Given task = Copy, from the entries below, each line in which the string "between" appears.

[Recorded data]
** BEGIN **
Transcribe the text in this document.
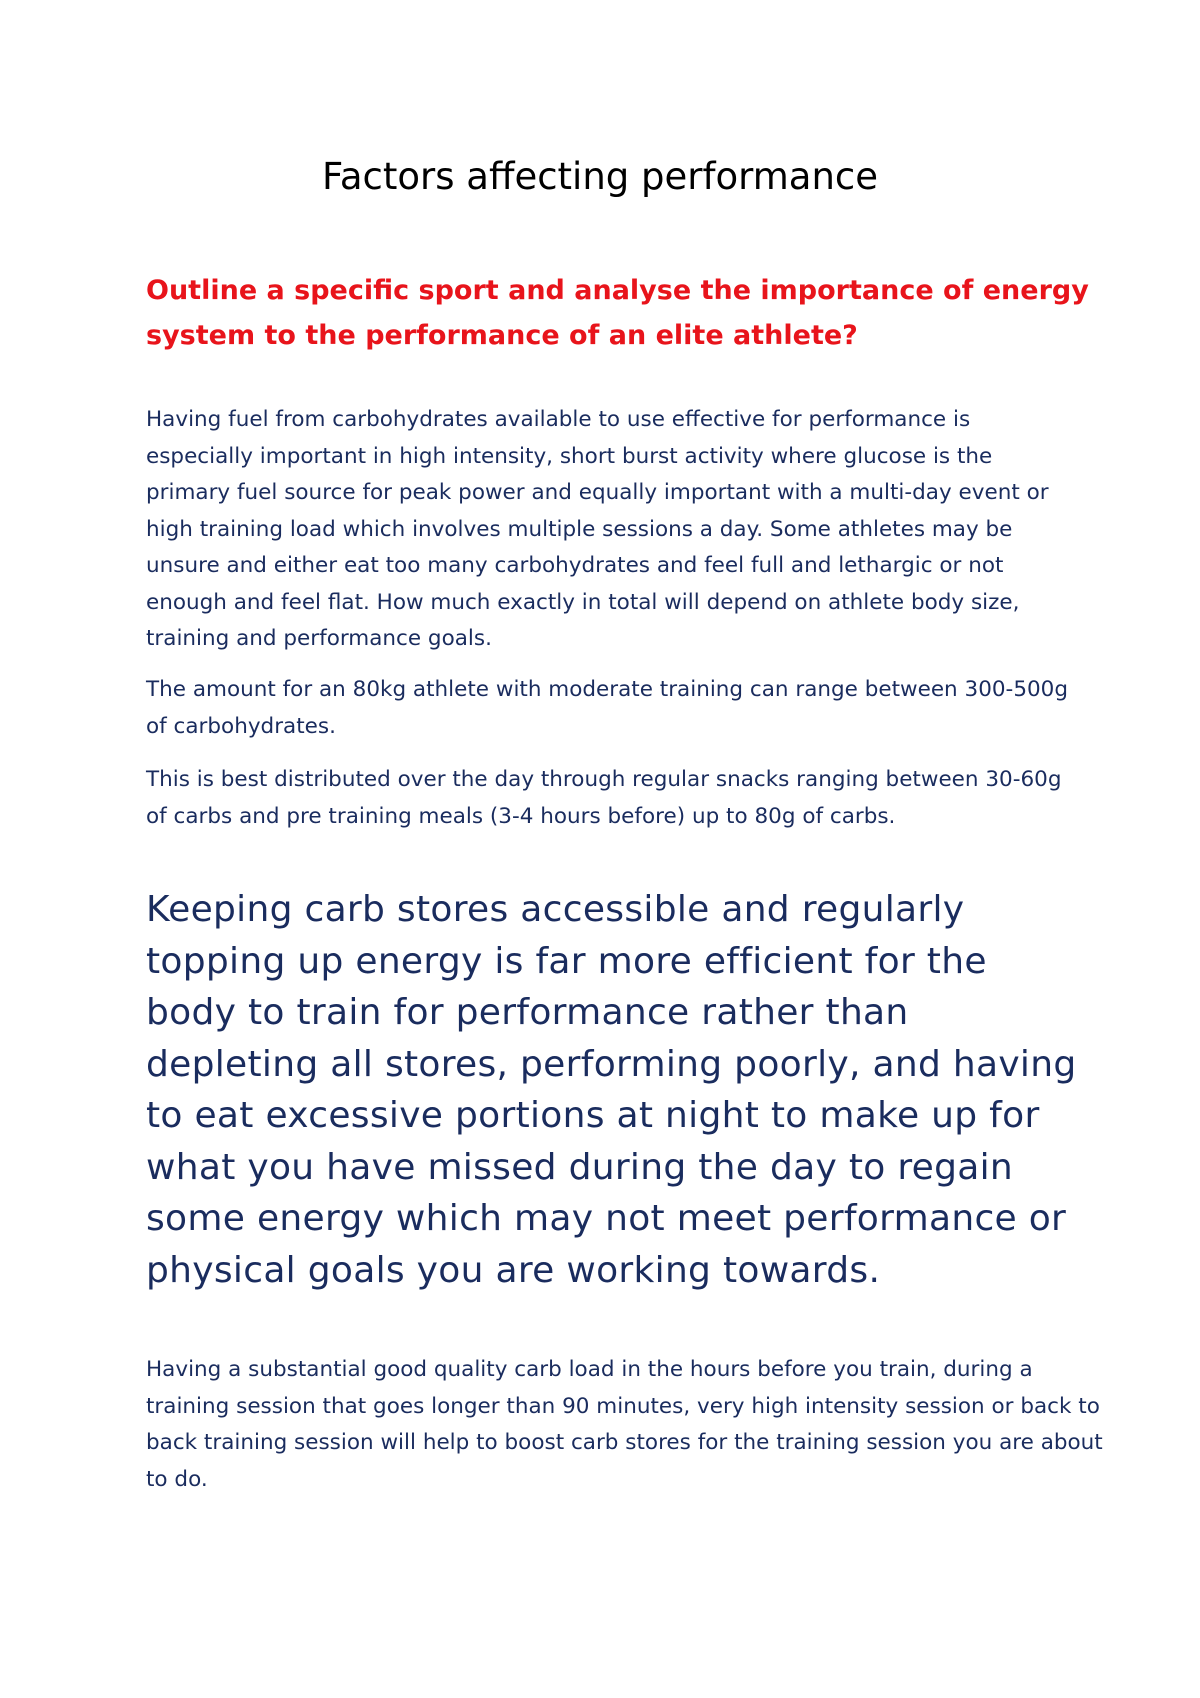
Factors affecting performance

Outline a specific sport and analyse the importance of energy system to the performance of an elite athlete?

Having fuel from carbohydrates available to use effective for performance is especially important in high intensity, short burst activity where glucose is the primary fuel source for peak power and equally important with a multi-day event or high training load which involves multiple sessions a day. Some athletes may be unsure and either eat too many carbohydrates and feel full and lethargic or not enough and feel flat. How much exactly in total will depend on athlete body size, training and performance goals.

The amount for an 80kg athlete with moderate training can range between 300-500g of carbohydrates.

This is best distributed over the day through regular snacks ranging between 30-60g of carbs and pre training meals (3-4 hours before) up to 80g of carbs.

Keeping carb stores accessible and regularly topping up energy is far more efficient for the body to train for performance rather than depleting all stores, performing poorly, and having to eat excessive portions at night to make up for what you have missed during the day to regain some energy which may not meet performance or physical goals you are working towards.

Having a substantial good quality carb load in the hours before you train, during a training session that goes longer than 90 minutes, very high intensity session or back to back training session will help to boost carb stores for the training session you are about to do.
** END **
Correct answer =
The amount for an 80kg athlete with moderate training can range between 300-500g of carbohydrates.
This is best distributed over the day through regular snacks ranging between 30-60g of carbs and pre training meals (3-4 hours before) up to 80g of carbs.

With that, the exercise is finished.